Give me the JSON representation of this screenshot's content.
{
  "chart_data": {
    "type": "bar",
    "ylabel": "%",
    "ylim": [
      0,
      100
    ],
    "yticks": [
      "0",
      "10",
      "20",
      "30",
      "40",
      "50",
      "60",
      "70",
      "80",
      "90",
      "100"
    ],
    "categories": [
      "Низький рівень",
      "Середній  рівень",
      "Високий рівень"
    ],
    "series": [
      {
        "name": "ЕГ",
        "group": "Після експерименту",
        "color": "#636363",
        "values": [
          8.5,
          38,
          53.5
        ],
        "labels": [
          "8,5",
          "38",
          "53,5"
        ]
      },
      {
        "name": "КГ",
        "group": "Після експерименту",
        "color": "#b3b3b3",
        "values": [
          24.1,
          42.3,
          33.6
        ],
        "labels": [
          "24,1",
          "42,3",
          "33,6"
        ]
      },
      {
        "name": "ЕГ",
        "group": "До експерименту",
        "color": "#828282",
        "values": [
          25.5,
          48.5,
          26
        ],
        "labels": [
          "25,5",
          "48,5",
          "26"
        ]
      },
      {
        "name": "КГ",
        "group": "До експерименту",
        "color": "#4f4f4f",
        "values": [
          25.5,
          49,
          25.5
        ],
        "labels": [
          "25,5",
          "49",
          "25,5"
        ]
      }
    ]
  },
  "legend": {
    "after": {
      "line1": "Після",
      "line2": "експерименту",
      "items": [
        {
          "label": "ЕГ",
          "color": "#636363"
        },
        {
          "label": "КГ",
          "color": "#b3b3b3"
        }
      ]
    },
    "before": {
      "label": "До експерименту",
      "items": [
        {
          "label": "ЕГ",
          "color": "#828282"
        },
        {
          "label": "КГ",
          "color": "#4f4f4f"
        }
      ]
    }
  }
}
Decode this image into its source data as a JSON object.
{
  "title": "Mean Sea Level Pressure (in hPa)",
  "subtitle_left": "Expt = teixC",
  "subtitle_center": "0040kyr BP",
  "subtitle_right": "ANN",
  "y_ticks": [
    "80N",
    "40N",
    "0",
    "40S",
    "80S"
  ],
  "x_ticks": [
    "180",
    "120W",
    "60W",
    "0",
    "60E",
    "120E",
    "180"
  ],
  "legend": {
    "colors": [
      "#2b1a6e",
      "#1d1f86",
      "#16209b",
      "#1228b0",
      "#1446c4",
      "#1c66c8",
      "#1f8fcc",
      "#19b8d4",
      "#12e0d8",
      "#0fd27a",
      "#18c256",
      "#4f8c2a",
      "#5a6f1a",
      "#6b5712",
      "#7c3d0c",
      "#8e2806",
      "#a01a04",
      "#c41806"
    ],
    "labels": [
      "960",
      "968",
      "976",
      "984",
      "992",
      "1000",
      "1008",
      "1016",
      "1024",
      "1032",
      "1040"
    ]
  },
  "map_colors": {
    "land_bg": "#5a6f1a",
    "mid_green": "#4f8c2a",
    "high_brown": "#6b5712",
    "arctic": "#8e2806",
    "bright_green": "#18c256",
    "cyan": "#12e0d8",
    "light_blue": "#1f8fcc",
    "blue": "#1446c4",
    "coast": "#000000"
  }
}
◇ ◇ ◇ ◇
Write the listing out again, exactly as it reads.

Give me the JSON representation of this screenshot's content.
{
  "chart_data": {
    "type": "bar",
    "ylabel": "%",
    "ylim": [
      0,
      100
    ],
    "yticks": [
      "0",
      "10",
      "20",
      "30",
      "40",
      "50",
      "60",
      "70",
      "80",
      "90",
      "100"
    ],
    "categories": [
      "Низький рівень",
      "Середній  рівень",
      "Високий рівень"
    ],
    "series": [
      {
        "name": "ЕГ",
        "group": "Після експерименту",
        "color": "#636363",
        "values": [
          8.5,
          38,
          53.5
        ],
        "labels": [
          "8,5",
          "38",
          "53,5"
        ]
      },
      {
        "name": "КГ",
        "group": "Після експерименту",
        "color": "#b3b3b3",
        "values": [
          24.1,
          42.3,
          33.6
        ],
        "labels": [
          "24,1",
          "42,3",
          "33,6"
        ]
      },
      {
        "name": "ЕГ",
        "group": "До експерименту",
        "color": "#828282",
        "values": [
          25.5,
          48.5,
          26
        ],
        "labels": [
          "25,5",
          "48,5",
          "26"
        ]
      },
      {
        "name": "КГ",
        "group": "До експерименту",
        "color": "#4f4f4f",
        "values": [
          25.5,
          49,
          25.5
        ],
        "labels": [
          "25,5",
          "49",
          "25,5"
        ]
      }
    ]
  },
  "legend": {
    "after": {
      "line1": "Після",
      "line2": "експерименту",
      "items": [
        {
          "label": "ЕГ",
          "color": "#636363"
        },
        {
          "label": "КГ",
          "color": "#b3b3b3"
        }
      ]
    },
    "before": {
      "label": "До експерименту",
      "items": [
        {
          "label": "ЕГ",
          "color": "#828282"
        },
        {
          "label": "КГ",
          "color": "#4f4f4f"
        }
      ]
    }
  }
}
Decode this image into its source data as a JSON object.
{
  "title": "Mean Sea Level Pressure (in hPa)",
  "subtitle_left": "Expt = teixC",
  "subtitle_center": "0040kyr BP",
  "subtitle_right": "ANN",
  "y_ticks": [
    "80N",
    "40N",
    "0",
    "40S",
    "80S"
  ],
  "x_ticks": [
    "180",
    "120W",
    "60W",
    "0",
    "60E",
    "120E",
    "180"
  ],
  "legend": {
    "colors": [
      "#2b1a6e",
      "#1d1f86",
      "#16209b",
      "#1228b0",
      "#1446c4",
      "#1c66c8",
      "#1f8fcc",
      "#19b8d4",
      "#12e0d8",
      "#0fd27a",
      "#18c256",
      "#4f8c2a",
      "#5a6f1a",
      "#6b5712",
      "#7c3d0c",
      "#8e2806",
      "#a01a04",
      "#c41806"
    ],
    "labels": [
      "960",
      "968",
      "976",
      "984",
      "992",
      "1000",
      "1008",
      "1016",
      "1024",
      "1032",
      "1040"
    ]
  },
  "map_colors": {
    "land_bg": "#5a6f1a",
    "mid_green": "#4f8c2a",
    "high_brown": "#6b5712",
    "arctic": "#8e2806",
    "bright_green": "#18c256",
    "cyan": "#12e0d8",
    "light_blue": "#1f8fcc",
    "blue": "#1446c4",
    "coast": "#000000"
  }
}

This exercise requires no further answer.